[Reading passage]:
Mergui was speaking follow another of what appeared to be a rash of anti-Semitic incidents in France, when last week a monument dedicated to Jews who were deported by the Nazis during World War II was desecrated with offensive graffiti.

The monument, which is located in the southwestern city of Marmande, was defaced on August 4 with words in red paint reading, “lies,” “Zionism,” “interests,” and a dollar sign, the European Jewish Press reported.

According to additional reports, another swastika, accompanied by more graffiti, was found the following Saturday on a telephone booth near the memorial.

Mergui added that the connection between what he termed “anti-Zionism and anti-Semitism” was increasing.

“When something happens in Israel, there are those in France who use it as a pretext to attack the Jewish communities here, which is becoming more and more of a problem,” Mergui said.

While he declined to comment as to a potential connection between last week’s defacement of the monument and the border flare-up between Lebanese Army troops and the IDF, which took place the day before, Mergui did say that he felt France’s Jews had, in the past, faced such attacks based on events that transpired in Israel.

[Exercise task]:
Answer these questions using the Marmande passage:
1. In which part of France is the city of Marmande located?
2. In what color of paint were the words on the monument written?
3. Where was another swastika found the following Saturday?
The data after the Marmande passage comes from a separate source.

[Recorded information]:
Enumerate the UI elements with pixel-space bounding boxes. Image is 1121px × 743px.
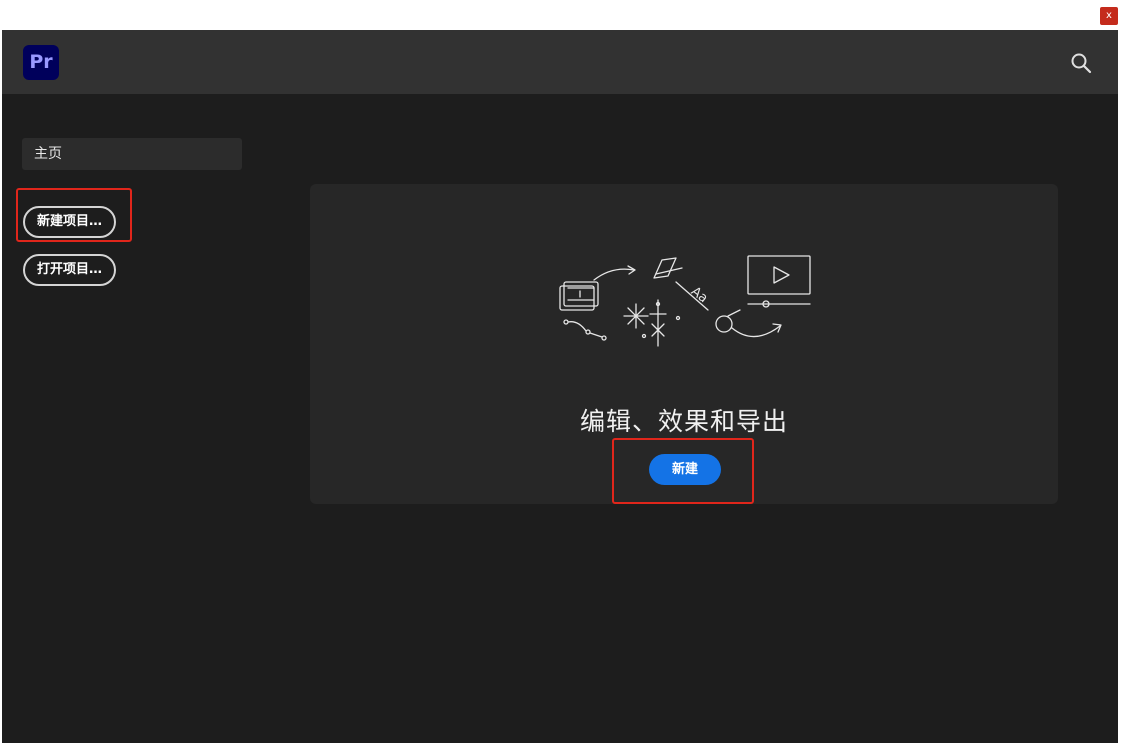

[The response]:
1. In the southwest of France.
2. Red.
3. On a telephone booth near the memorial.